Goal: Pull out each line of the data that includes the word "Track".

········

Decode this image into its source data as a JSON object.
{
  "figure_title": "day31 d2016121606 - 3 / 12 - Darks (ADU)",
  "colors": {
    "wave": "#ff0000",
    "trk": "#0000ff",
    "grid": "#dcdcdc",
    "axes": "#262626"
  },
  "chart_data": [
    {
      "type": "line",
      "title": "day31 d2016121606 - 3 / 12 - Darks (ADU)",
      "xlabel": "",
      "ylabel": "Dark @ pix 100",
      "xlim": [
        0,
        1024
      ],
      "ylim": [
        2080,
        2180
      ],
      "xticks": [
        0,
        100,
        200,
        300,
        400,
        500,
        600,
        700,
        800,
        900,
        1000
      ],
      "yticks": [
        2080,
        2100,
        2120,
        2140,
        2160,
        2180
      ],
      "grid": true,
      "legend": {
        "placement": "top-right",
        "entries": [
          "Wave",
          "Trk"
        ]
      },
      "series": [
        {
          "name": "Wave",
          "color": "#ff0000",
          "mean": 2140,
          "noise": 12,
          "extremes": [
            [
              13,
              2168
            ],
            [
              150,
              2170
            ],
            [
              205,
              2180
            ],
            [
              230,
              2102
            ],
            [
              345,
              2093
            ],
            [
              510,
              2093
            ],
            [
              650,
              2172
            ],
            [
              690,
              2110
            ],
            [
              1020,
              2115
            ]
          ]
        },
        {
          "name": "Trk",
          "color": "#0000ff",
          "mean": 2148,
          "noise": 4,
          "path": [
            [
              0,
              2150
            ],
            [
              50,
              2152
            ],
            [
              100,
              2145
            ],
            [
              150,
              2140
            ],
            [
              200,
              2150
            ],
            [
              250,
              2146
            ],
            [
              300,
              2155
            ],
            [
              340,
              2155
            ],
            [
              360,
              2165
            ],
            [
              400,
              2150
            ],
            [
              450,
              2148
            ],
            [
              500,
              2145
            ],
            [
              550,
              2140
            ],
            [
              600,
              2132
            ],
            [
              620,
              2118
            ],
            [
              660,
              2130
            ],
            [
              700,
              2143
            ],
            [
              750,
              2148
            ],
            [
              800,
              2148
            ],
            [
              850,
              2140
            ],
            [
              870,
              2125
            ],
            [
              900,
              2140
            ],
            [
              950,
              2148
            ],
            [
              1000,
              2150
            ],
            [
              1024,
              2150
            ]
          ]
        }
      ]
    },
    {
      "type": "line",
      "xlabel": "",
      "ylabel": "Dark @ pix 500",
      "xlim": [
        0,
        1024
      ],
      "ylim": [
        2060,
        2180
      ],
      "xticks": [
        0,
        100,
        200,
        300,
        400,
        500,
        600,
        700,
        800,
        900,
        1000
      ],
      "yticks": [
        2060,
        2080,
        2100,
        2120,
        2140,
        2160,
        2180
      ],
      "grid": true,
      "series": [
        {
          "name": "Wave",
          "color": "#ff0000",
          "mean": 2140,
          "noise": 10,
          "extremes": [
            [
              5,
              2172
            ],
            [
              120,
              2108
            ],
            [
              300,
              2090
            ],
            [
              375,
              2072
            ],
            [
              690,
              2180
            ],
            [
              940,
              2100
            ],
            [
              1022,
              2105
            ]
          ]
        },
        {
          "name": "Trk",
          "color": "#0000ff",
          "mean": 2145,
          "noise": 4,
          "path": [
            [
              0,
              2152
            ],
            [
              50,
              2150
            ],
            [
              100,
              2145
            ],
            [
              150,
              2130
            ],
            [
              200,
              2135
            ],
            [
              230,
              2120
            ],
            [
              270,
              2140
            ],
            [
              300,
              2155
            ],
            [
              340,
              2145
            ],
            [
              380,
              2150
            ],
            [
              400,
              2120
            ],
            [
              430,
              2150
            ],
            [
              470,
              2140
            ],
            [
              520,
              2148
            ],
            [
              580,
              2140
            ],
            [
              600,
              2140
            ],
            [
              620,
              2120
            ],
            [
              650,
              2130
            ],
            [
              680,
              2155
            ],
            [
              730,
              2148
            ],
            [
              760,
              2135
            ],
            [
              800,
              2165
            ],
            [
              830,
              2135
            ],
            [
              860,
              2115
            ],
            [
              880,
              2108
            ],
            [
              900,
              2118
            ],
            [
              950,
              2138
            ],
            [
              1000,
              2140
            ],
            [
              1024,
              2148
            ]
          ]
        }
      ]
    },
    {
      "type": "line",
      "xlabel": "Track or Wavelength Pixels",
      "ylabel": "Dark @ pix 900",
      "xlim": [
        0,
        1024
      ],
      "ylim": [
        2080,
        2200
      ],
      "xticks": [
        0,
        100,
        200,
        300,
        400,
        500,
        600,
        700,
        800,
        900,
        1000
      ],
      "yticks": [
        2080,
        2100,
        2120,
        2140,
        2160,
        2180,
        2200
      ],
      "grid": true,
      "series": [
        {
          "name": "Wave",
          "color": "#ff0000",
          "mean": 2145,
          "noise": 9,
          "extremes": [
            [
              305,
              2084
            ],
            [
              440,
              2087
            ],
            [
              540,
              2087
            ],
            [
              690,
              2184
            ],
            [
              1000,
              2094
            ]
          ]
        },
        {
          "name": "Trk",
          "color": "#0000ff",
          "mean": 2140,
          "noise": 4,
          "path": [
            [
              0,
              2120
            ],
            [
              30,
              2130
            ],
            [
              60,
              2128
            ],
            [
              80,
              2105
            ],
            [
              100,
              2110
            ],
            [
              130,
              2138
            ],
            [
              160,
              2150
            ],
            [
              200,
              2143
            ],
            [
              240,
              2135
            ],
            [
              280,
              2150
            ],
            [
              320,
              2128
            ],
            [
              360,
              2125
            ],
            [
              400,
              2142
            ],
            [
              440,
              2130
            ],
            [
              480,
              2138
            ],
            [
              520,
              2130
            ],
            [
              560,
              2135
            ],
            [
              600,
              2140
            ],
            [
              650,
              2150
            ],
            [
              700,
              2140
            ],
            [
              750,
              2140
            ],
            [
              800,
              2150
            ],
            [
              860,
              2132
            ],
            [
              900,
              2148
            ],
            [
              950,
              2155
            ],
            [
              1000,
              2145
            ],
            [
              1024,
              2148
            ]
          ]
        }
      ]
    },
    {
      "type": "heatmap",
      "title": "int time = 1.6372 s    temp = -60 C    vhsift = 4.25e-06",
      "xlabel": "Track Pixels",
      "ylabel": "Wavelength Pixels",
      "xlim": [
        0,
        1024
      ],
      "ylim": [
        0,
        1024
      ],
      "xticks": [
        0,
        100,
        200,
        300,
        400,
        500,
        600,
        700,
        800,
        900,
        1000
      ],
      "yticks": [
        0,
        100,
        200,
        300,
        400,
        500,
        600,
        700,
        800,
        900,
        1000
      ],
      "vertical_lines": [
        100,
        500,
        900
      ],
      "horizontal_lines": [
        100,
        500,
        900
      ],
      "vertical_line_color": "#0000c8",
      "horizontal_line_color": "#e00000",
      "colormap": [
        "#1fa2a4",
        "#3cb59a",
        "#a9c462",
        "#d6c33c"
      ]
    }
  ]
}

········

Solution:
      "xlabel": "Track or Wavelength Pixels",
      "xlabel": "Track Pixels",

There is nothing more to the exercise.